_PROMPT_.
Copy the data exactly; pictures stay out of the copy.

_INPUT DATA_.
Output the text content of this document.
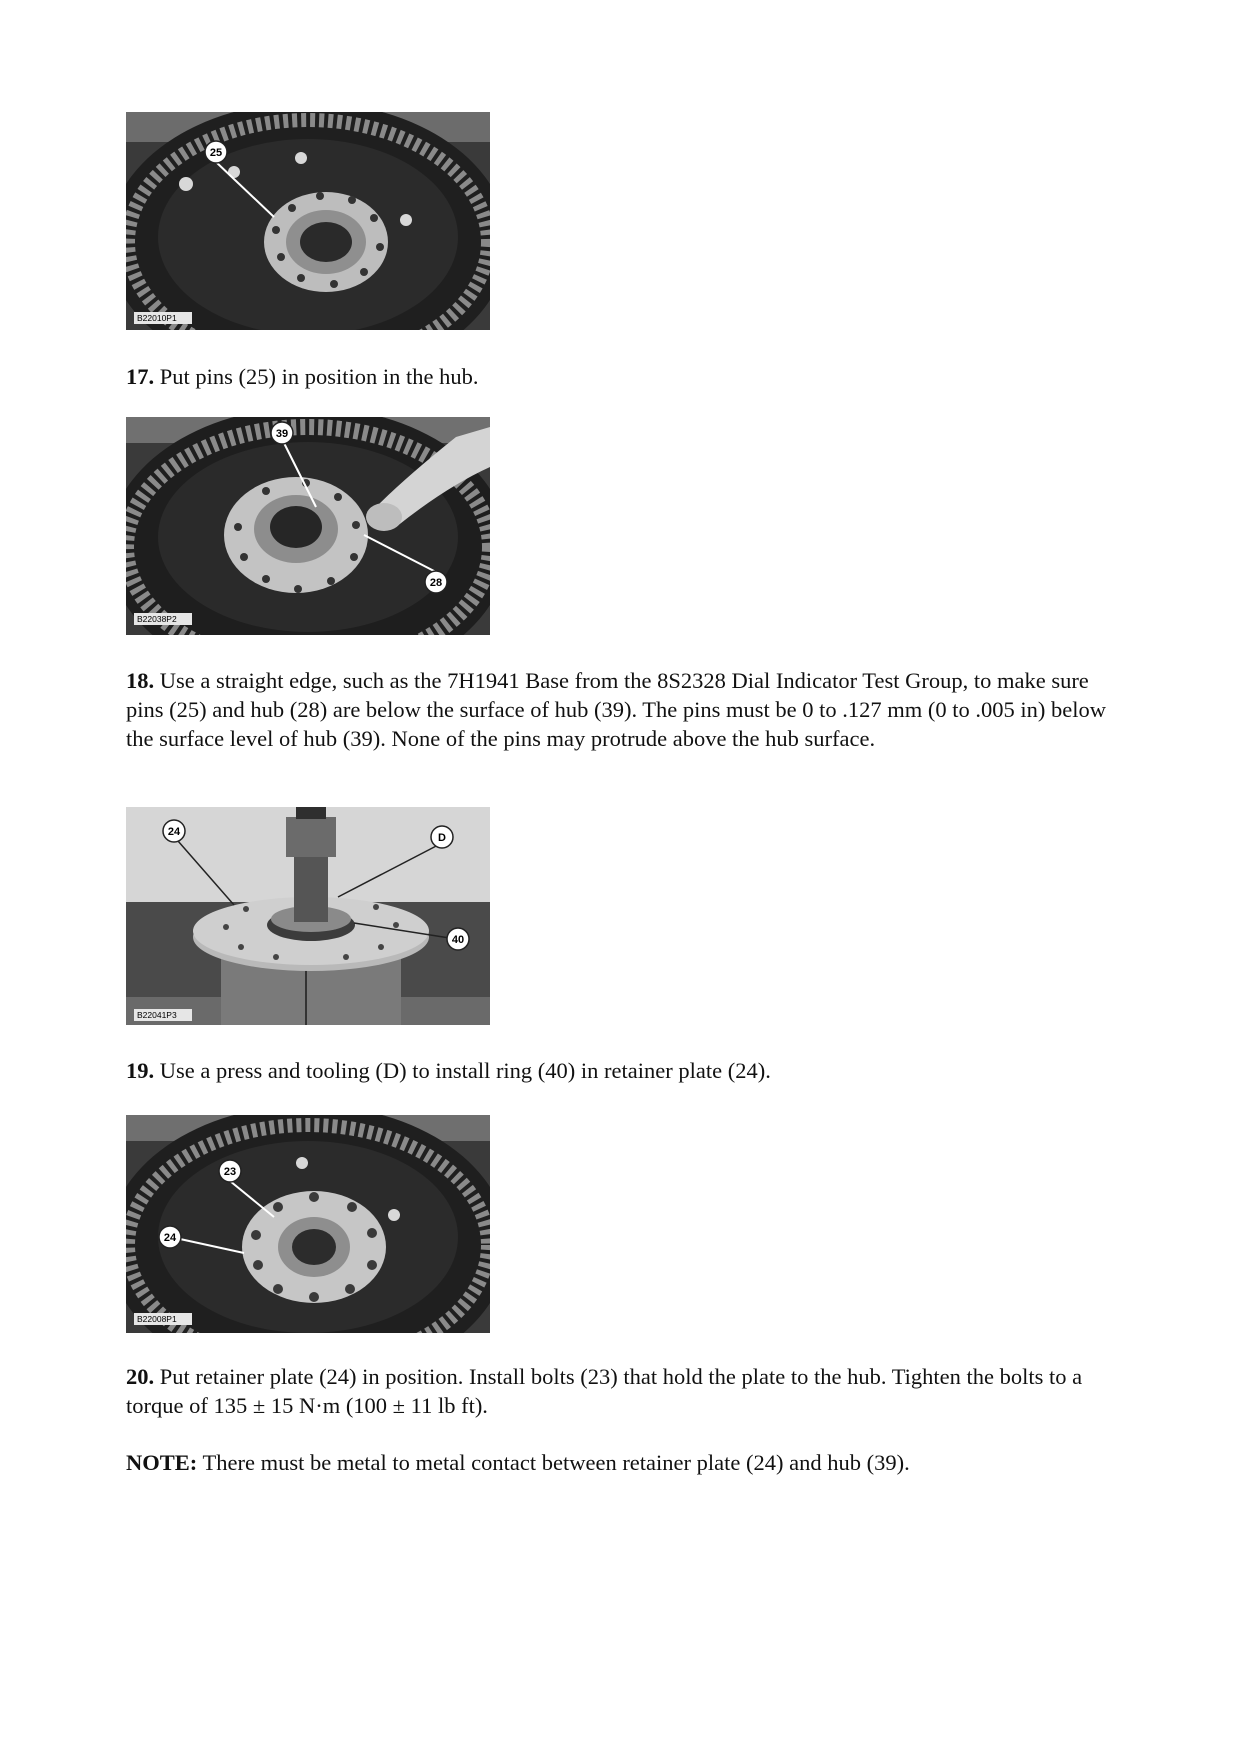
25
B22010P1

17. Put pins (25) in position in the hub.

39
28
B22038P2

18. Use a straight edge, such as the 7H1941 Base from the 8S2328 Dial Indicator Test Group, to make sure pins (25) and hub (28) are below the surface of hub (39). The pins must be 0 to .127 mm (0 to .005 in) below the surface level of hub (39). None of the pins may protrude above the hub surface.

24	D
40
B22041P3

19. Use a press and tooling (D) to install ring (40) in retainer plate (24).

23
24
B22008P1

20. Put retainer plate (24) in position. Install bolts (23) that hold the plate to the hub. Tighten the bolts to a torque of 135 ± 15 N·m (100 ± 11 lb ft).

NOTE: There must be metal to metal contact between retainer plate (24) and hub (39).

_FINISHED TASK_.
Output the text content of this document.
25
B22010P1

17. Put pins (25) in position in the hub.

39
28
B22038P2

18. Use a straight edge, such as the 7H1941 Base from the 8S2328 Dial Indicator Test Group, to make sure pins (25) and hub (28) are below the surface of hub (39). The pins must be 0 to .127 mm (0 to .005 in) below the surface level of hub (39). None of the pins may protrude above the hub surface.

24	D
40
B22041P3

19. Use a press and tooling (D) to install ring (40) in retainer plate (24).

23
24
B22008P1

20. Put retainer plate (24) in position. Install bolts (23) that hold the plate to the hub. Tighten the bolts to a torque of 135 ± 15 N·m (100 ± 11 lb ft).

NOTE: There must be metal to metal contact between retainer plate (24) and hub (39).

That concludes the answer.